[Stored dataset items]
++++++++++
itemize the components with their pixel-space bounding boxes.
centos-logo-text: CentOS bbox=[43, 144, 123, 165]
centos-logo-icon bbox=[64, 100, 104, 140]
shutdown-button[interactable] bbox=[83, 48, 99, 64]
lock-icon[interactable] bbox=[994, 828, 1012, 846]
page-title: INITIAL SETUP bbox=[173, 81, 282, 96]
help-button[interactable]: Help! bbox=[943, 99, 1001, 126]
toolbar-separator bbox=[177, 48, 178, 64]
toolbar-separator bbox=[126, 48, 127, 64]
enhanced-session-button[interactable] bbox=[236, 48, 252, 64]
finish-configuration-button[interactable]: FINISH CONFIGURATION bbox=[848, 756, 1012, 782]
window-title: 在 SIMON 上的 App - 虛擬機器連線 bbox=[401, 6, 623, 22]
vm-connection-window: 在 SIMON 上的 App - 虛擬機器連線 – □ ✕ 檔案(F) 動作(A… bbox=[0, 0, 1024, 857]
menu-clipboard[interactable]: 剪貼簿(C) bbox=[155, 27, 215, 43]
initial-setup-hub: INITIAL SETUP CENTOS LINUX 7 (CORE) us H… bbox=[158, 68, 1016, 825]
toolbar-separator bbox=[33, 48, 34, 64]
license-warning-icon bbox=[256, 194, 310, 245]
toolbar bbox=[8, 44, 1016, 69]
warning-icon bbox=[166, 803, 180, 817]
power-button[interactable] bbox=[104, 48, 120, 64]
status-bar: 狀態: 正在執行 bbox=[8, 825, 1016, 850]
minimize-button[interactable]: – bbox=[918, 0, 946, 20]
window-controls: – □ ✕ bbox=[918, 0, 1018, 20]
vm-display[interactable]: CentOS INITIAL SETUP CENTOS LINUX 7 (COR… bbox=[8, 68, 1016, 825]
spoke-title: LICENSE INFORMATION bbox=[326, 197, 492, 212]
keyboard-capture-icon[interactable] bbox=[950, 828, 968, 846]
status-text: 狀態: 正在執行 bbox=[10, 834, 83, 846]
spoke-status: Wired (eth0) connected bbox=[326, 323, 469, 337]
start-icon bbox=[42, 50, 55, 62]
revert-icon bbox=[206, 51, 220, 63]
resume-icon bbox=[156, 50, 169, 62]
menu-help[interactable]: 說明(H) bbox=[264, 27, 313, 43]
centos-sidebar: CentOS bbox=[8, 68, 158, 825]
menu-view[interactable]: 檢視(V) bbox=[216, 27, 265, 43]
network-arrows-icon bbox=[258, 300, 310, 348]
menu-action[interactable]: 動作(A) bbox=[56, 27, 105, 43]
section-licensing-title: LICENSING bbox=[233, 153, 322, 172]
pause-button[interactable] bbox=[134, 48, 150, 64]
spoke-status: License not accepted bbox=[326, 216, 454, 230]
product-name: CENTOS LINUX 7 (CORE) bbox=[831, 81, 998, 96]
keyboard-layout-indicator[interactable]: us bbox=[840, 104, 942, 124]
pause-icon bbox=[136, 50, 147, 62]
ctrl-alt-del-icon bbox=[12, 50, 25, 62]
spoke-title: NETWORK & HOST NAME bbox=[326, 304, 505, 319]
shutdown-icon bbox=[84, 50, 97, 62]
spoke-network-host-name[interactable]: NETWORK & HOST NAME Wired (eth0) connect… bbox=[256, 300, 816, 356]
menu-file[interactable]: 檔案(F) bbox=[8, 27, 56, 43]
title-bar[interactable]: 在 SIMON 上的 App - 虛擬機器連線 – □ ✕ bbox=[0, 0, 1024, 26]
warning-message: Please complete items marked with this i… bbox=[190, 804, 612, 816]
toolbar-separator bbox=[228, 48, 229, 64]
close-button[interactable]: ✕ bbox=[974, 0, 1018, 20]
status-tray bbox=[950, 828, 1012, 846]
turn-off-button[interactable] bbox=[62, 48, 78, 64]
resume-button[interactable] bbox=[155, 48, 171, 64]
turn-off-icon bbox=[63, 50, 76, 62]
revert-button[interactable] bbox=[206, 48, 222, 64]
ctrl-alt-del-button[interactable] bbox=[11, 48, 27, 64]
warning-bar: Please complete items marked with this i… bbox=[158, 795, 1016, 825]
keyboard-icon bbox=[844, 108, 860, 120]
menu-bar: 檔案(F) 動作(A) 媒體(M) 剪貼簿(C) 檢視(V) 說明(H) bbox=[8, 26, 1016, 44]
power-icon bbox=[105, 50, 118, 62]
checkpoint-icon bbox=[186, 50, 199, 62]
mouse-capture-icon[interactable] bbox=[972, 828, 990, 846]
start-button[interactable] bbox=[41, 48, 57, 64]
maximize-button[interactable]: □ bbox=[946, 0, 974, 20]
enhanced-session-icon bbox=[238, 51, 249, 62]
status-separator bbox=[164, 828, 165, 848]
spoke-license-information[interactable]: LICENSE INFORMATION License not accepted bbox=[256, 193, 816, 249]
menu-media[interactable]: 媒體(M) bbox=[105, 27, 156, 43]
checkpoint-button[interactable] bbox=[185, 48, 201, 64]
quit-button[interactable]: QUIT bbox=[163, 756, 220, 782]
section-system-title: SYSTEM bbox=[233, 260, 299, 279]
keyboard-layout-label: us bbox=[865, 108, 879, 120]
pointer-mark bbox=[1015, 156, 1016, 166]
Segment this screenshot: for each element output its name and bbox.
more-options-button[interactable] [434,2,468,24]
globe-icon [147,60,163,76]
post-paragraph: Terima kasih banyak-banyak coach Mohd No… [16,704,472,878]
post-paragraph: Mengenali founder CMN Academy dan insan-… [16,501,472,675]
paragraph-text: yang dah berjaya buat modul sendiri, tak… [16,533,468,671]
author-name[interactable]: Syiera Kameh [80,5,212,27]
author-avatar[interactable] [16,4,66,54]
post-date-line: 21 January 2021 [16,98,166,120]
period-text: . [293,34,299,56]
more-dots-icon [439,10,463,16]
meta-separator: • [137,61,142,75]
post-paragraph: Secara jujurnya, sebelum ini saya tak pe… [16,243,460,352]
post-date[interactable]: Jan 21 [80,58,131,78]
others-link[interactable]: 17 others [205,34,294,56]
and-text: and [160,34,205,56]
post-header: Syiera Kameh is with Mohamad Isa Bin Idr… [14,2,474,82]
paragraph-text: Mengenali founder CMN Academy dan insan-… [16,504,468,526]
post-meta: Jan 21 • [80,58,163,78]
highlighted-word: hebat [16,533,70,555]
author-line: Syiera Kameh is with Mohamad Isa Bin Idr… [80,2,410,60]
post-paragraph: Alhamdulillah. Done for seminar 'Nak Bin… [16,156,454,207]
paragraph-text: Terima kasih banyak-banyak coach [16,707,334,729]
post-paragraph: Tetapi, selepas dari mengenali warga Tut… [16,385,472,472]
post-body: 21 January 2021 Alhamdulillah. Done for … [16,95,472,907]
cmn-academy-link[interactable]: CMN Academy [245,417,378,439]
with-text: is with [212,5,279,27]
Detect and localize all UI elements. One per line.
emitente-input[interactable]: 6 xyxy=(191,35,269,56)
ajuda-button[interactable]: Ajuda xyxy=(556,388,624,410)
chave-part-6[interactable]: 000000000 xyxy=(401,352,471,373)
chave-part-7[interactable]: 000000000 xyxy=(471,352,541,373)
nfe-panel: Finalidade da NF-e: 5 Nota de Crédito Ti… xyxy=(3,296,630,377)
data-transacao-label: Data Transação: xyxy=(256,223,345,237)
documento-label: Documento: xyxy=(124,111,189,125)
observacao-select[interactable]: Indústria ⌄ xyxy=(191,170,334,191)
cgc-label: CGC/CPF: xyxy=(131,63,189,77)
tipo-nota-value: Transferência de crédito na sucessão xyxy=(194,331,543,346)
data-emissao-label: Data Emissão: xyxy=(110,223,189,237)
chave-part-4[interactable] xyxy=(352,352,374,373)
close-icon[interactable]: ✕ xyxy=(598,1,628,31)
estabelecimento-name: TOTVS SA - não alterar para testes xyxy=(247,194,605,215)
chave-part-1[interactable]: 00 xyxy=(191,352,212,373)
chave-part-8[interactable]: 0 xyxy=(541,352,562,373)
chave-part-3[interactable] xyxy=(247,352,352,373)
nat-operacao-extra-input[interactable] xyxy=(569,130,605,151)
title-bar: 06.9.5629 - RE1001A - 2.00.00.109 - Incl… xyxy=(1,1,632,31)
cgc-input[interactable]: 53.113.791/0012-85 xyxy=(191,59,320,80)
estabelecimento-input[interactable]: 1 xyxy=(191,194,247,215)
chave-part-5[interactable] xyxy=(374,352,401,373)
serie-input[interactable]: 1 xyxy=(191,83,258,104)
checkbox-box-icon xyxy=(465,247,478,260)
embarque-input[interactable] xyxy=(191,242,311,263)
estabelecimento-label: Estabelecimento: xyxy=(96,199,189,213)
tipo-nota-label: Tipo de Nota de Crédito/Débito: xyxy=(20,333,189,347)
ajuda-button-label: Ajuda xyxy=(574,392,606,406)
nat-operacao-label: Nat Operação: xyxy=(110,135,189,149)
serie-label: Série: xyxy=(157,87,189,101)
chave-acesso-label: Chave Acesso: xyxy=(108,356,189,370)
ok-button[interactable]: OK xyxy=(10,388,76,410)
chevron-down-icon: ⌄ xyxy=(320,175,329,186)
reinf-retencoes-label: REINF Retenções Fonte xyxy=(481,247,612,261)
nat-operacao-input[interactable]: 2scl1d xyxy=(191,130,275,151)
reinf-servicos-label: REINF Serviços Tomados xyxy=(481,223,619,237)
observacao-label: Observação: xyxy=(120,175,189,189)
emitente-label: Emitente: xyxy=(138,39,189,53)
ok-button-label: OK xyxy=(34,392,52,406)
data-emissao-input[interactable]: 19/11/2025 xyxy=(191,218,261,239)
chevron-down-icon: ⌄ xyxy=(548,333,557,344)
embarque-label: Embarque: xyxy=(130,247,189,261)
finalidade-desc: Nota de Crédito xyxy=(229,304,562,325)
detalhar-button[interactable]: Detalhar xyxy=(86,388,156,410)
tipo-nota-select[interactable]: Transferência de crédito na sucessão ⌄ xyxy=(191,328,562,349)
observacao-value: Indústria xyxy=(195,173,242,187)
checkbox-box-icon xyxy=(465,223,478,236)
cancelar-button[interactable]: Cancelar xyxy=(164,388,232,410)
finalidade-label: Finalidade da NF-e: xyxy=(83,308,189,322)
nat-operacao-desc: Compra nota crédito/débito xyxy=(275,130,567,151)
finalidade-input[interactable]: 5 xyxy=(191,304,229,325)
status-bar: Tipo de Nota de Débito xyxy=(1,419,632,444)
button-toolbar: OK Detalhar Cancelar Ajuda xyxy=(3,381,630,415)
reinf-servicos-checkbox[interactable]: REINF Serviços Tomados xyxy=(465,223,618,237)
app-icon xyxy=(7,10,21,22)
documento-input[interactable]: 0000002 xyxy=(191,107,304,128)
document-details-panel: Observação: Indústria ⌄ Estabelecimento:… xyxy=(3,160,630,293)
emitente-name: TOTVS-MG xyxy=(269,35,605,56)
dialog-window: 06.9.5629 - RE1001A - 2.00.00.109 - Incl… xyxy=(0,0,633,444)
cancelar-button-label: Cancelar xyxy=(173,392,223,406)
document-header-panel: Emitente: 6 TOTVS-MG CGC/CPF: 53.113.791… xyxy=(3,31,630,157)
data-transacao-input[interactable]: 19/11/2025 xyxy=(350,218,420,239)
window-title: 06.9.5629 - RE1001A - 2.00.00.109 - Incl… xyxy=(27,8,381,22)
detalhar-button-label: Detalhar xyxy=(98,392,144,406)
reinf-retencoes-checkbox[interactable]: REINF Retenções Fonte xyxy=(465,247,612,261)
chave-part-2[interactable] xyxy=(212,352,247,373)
++++++++++
Direction> Rewrite the lines from the start of the entries through the line containing "window-controls: – □" as a Markdown table. Use the columns Row and Line, and skip any blank lines.

Task output>
| Row | Line |
|---|---|
| 1 | itemize the components with their pixel-space bounding boxes. |
| 2 | centos-logo-text: CentOS bbox=[43, 144, 123, 165] |
| 3 | centos-logo-icon bbox=[64, 100, 104, 140] |
| 4 | shutdown-button[interactable] bbox=[83, 48, 99, 64] |
| 5 | lock-icon[interactable] bbox=[994, 828, 1012, 846] |
| 6 | page-title: INITIAL SETUP bbox=[173, 81, 282, 96] |
| 7 | help-button[interactable]: Help! bbox=[943, 99, 1001, 126] |
| 8 | toolbar-separator bbox=[177, 48, 178, 64] |
| 9 | toolbar-separator bbox=[126, 48, 127, 64] |
| 10 | enhanced-session-button[interactable] bbox=[236, 48, 252, 64] |
| 11 | finish-configuration-button[interactable]: FINISH CONFIGURATION bbox=[848, 756, 1012, 782] |
| 12 | window-title: 在 SIMON 上的 App - 虛擬機器連線 bbox=[401, 6, 623, 22] |
| 13 | vm-connection-window: 在 SIMON 上的 App - 虛擬機器連線 – □ ✕ 檔案(F) 動作(A… bbox=[0, 0, 1024, 857] |
| 14 | menu-clipboard[interactable]: 剪貼簿(C) bbox=[155, 27, 215, 43] |
| 15 | initial-setup-hub: INITIAL SETUP CENTOS LINUX 7 (CORE) us H… bbox=[158, 68, 1016, 825] |
| 16 | toolbar-separator bbox=[33, 48, 34, 64] |
| 17 | license-warning-icon bbox=[256, 194, 310, 245] |
| 18 | toolbar bbox=[8, 44, 1016, 69] |
| 19 | warning-icon bbox=[166, 803, 180, 817] |
| 20 | power-button[interactable] bbox=[104, 48, 120, 64] |
| 21 | status-bar: 狀態: 正在執行 bbox=[8, 825, 1016, 850] |
| 22 | minimize-button[interactable]: – bbox=[918, 0, 946, 20] |
| 23 | window-controls: – □ ✕ bbox=[918, 0, 1018, 20] |